THE PROBLEM =
Copy each line in the data that includes the word "Italy".

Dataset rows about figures

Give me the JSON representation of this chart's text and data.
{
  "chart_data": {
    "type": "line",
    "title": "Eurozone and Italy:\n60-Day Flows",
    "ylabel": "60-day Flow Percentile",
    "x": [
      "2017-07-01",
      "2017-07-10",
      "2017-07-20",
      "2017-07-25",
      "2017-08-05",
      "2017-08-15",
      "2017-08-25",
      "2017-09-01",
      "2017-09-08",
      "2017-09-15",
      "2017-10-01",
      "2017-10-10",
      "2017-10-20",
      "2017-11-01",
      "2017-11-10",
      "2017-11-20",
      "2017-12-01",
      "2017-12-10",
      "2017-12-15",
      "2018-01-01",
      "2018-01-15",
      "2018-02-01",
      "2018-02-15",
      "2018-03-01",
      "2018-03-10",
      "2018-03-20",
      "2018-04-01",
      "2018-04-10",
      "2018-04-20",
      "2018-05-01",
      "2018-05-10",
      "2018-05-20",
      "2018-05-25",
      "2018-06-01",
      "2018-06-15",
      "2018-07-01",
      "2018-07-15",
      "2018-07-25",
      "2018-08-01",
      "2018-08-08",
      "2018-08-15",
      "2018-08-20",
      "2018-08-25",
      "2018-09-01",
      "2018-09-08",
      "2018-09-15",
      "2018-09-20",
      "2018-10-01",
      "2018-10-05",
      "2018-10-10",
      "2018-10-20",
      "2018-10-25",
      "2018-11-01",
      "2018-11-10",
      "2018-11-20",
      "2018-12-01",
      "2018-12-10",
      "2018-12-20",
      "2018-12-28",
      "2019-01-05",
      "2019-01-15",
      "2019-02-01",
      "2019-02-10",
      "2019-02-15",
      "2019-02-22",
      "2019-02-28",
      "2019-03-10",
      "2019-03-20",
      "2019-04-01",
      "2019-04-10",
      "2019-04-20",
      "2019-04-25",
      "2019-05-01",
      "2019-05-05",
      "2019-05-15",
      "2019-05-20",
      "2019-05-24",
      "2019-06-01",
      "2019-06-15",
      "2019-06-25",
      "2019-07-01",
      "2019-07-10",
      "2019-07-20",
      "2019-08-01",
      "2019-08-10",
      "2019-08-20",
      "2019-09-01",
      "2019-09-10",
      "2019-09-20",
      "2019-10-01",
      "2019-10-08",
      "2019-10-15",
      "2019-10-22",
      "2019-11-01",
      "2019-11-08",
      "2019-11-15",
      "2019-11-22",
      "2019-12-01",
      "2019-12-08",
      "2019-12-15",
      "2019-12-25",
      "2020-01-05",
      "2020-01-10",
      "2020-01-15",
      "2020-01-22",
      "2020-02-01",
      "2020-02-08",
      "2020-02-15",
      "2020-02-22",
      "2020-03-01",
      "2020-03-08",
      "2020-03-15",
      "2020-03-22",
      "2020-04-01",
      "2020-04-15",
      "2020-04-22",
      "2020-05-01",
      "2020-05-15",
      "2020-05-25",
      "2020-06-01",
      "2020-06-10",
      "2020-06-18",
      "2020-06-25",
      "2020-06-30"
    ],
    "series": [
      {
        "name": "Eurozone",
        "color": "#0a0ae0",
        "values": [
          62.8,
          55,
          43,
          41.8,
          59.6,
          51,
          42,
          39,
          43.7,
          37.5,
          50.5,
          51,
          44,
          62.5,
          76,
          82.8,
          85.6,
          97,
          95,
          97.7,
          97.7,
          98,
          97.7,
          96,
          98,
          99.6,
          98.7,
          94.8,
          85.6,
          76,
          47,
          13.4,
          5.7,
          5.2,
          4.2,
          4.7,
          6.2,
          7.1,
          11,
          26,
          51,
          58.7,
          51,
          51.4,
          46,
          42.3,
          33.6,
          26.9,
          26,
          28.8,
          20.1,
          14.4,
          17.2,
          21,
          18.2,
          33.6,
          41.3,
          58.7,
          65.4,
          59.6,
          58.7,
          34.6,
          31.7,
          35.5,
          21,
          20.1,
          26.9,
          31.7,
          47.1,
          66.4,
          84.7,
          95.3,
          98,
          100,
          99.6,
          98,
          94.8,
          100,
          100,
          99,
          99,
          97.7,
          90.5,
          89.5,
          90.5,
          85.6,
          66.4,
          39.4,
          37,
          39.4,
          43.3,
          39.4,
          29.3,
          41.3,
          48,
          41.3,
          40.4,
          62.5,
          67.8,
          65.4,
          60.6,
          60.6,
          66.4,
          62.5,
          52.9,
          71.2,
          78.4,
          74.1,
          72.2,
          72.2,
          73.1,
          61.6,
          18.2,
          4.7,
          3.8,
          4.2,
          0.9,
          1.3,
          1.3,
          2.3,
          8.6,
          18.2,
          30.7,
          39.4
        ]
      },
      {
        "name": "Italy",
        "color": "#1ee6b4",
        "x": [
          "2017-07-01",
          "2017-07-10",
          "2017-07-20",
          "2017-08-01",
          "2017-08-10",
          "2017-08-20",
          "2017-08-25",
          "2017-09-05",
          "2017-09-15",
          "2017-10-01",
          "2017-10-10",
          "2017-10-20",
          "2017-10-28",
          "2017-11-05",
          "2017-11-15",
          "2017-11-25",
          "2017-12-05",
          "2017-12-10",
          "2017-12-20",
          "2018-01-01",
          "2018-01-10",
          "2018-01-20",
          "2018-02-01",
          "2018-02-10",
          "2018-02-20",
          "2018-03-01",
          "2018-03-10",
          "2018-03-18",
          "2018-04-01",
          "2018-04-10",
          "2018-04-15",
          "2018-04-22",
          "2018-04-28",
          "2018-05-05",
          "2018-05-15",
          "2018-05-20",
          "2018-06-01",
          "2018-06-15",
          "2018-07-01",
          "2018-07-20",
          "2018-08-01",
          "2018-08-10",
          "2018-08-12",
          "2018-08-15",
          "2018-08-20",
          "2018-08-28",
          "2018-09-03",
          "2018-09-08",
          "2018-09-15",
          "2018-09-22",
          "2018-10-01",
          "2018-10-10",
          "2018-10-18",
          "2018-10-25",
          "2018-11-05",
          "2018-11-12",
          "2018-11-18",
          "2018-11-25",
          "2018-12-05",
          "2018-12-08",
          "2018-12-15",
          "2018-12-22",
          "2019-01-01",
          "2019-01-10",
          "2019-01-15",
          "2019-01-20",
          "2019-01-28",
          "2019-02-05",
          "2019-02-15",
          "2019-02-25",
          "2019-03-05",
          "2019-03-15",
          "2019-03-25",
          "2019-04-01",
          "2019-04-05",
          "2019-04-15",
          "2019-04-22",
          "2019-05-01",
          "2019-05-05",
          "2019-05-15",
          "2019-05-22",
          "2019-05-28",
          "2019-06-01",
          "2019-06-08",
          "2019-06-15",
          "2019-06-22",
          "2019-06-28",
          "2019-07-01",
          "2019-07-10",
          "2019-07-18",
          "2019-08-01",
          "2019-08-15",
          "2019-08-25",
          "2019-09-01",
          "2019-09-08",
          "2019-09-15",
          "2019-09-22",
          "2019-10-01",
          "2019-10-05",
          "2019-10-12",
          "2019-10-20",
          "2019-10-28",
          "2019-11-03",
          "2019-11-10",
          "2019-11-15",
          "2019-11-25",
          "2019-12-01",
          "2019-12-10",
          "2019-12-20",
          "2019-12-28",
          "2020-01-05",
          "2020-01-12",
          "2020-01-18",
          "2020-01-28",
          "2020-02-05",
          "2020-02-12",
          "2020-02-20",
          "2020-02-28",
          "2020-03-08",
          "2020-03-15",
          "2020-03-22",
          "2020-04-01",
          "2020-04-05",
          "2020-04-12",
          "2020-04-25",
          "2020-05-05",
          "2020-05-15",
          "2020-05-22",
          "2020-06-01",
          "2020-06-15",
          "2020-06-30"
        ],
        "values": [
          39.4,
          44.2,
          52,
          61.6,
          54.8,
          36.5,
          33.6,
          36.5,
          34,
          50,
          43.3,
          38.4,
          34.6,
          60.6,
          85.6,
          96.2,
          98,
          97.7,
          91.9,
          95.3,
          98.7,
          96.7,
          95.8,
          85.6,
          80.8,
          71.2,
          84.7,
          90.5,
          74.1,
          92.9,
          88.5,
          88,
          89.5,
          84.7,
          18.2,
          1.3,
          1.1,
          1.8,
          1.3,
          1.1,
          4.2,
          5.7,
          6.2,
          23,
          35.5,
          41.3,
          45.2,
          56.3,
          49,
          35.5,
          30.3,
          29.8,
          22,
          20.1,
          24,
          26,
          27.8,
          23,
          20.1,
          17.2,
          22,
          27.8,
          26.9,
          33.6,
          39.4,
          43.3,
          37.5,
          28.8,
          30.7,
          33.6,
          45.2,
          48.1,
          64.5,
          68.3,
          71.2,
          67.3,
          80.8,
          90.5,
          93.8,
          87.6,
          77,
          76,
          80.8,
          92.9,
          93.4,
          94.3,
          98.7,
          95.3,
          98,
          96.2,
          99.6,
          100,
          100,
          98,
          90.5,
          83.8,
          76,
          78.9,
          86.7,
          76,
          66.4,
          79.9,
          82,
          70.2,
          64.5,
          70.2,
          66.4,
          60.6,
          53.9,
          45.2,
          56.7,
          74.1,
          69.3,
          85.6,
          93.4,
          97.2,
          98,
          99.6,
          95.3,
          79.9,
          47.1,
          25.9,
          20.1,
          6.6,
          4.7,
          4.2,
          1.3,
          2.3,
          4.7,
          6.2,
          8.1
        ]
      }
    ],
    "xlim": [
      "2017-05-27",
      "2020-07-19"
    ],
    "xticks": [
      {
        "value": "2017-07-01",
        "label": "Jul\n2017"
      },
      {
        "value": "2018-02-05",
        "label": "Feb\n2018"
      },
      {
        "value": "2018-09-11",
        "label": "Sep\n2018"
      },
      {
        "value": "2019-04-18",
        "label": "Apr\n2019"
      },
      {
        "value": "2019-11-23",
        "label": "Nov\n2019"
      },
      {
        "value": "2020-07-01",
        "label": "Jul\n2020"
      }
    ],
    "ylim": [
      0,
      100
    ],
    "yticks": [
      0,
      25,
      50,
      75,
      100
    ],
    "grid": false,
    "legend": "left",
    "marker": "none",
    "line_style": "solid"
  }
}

FINAL RESULT =
    "title": "Eurozone and Italy:\n60-Day Flows",
        "name": "Italy",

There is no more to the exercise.